***** INPUT DATA

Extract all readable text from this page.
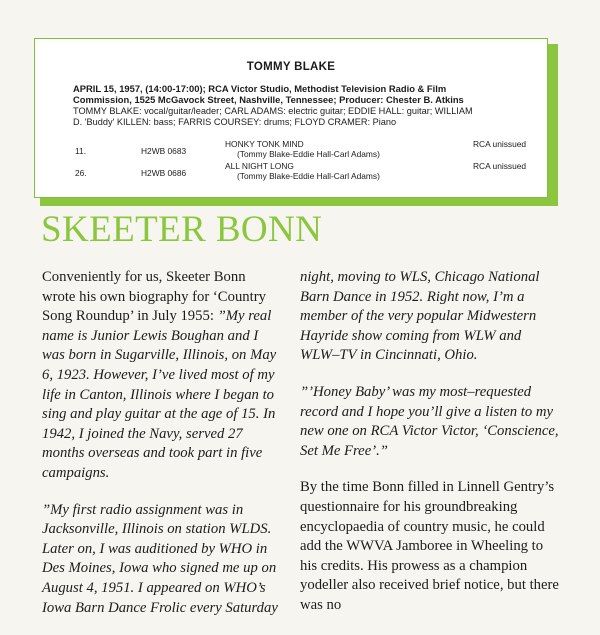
TOMMY BLAKE
APRIL 15, 1957, (14:00-17:00); RCA Victor Studio, Methodist Television Radio & Film
Commission, 1525 McGavock Street, Nashville, Tennessee; Producer: Chester B. Atkins
TOMMY BLAKE: vocal/guitar/leader; CARL ADAMS: electric guitar; EDDIE HALL: guitar; WILLIAM
D. 'Buddy' KILLEN: bass; FARRIS COURSEY: drums; FLOYD CRAMER: Piano
11.	H2WB 0683
HONKY TONK MIND
(Tommy Blake-Eddie Hall-Carl Adams)
RCA unissued
26.	H2WB 0686
ALL NIGHT LONG
(Tommy Blake-Eddie Hall-Carl Adams)
RCA unissued
SKEETER BONN

Conveniently for us, Skeeter Bonn wrote his own biography for ‘Country Song Roundup’ in July 1955: ”My real name is Junior Lewis Boughan and I was born in Sugarville, Illinois, on May 6, 1923. However, I’ve lived most of my life in Canton, Illinois where I began to sing and play guitar at the age of 15. In 1942, I joined the Navy, served 27 months overseas and took part in five campaigns.

”My first radio assignment was in Jacksonville, Illinois on station WLDS. Later on, I was auditioned by WHO in Des Moines, Iowa who signed me up on August 4, 1951. I appeared on WHO’s Iowa Barn Dance Frolic every Saturday

night, moving to WLS, Chicago National Barn Dance in 1952. Right now, I’m a member of the very popular Midwestern Hayride show coming from WLW and WLW–TV in Cincinnati, Ohio.

”’Honey Baby’ was my most–requested record and I hope you’ll give a listen to my new one on RCA Victor Victor, ‘Conscience, Set Me Free’.”

By the time Bonn filled in Linnell Gentry’s questionnaire for his groundbreaking encyclopaedia of country music, he could add the WWVA Jamboree in Wheeling to his credits. His prowess as a champion yodeller also received brief notice, but there was no
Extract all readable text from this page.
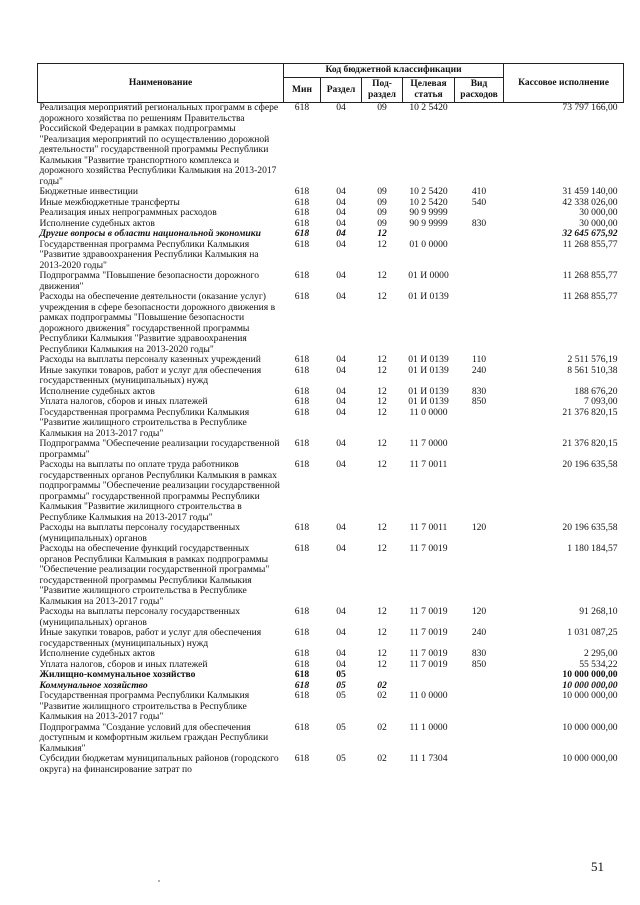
Наименование	Код бюджетной классификации					Кассовое исполнение
	Мин	Раздел	Под-раздел	Целевая статья	Вид расходов	
Реализация мероприятий региональных программ в сфере дорожного хозяйства по решениям Правительства Российской Федерации в рамках подпрограммы "Реализация мероприятий по осуществлению дорожной деятельности" государственной программы Республики Калмыкия "Развитие транспортного комплекса и дорожного хозяйства Республики Калмыкия на 2013-2017 годы"	618	04	09	10 2 5420		73 797 166,00
Бюджетные инвестиции	618	04	09	10 2 5420	410	31 459 140,00
Иные межбюджетные трансферты	618	04	09	10 2 5420	540	42 338 026,00
Реализация иных непрограммных расходов	618	04	09	90 9 9999		30 000,00
Исполнение судебных актов	618	04	09	90 9 9999	830	30 000,00
Другие вопросы в области национальной экономики	618	04	12			32 645 675,92
Государственная программа Республики Калмыкия "Развитие здравоохранения Республики Калмыкия на 2013-2020 годы"	618	04	12	01 0 0000		11 268 855,77
Подпрограмма "Повышение безопасности дорожного движения"	618	04	12	01 И 0000		11 268 855,77
Расходы на обеспечение деятельности (оказание услуг) учреждения в сфере безопасности дорожного движения в рамках подпрограммы "Повышение безопасности дорожного движения" государственной программы Республики Калмыкия "Развитие здравоохранения Республики Калмыкия на 2013-2020 годы"	618	04	12	01 И 0139		11 268 855,77
Расходы на выплаты персоналу казенных учреждений	618	04	12	01 И 0139	110	2 511 576,19
Иные закупки товаров, работ и услуг для обеспечения государственных (муниципальных) нужд	618	04	12	01 И 0139	240	8 561 510,38
Исполнение судебных актов	618	04	12	01 И 0139	830	188 676,20
Уплата налогов, сборов и иных платежей	618	04	12	01 И 0139	850	7 093,00
Государственная программа Республики Калмыкия "Развитие жилищного строительства в Республике Калмыкия на 2013-2017 годы"	618	04	12	11 0 0000		21 376 820,15
Подпрограмма "Обеспечение реализации государственной программы"	618	04	12	11 7 0000		21 376 820,15
Расходы на выплаты по оплате труда работников государственных органов Республики Калмыкия в рамках подпрограммы "Обеспечение реализации государственной программы" государственной программы Республики Калмыкия "Развитие жилищного строительства в Республике Калмыкия на 2013-2017 годы"	618	04	12	11 7 0011		20 196 635,58
Расходы на выплаты персоналу государственных (муниципальных) органов	618	04	12	11 7 0011	120	20 196 635,58
Расходы на обеспечение функций государственных органов Республики Калмыкия в рамках подпрограммы "Обеспечение реализации государственной программы" государственной программы Республики Калмыкия "Развитие жилищного строительства в Республике Калмыкия на 2013-2017 годы"	618	04	12	11 7 0019		1 180 184,57
Расходы на выплаты персоналу государственных (муниципальных) органов	618	04	12	11 7 0019	120	91 268,10
Иные закупки товаров, работ и услуг для обеспечения государственных (муниципальных) нужд	618	04	12	11 7 0019	240	1 031 087,25
Исполнение судебных актов	618	04	12	11 7 0019	830	2 295,00
Уплата налогов, сборов и иных платежей	618	04	12	11 7 0019	850	55 534,22
Жилищно-коммунальное хозяйство	618	05				10 000 000,00
Коммунальное хозяйство	618	05	02			10 000 000,00
Государственная программа Республики Калмыкия "Развитие жилищного строительства в Республике Калмыкия на 2013-2017 годы"	618	05	02	11 0 0000		10 000 000,00
Подпрограмма "Создание условий для обеспечения доступным и комфортным жильем граждан Республики Калмыкия"	618	05	02	11 1 0000		10 000 000,00
Субсидии бюджетам муниципальных районов (городского округа) на финансирование затрат по	618	05	02	11 1 7304		10 000 000,00
51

**********

- _THE TASK_: Collect every line with the string "сборов" from the records, and copy each.

- _RESULT OF THIS TASK_:
Уплата налогов, сборов и иных платежей	618	04	12	01 И 0139	850	7 093,00
Уплата налогов, сборов и иных платежей	618	04	12	11 7 0019	850	55 534,22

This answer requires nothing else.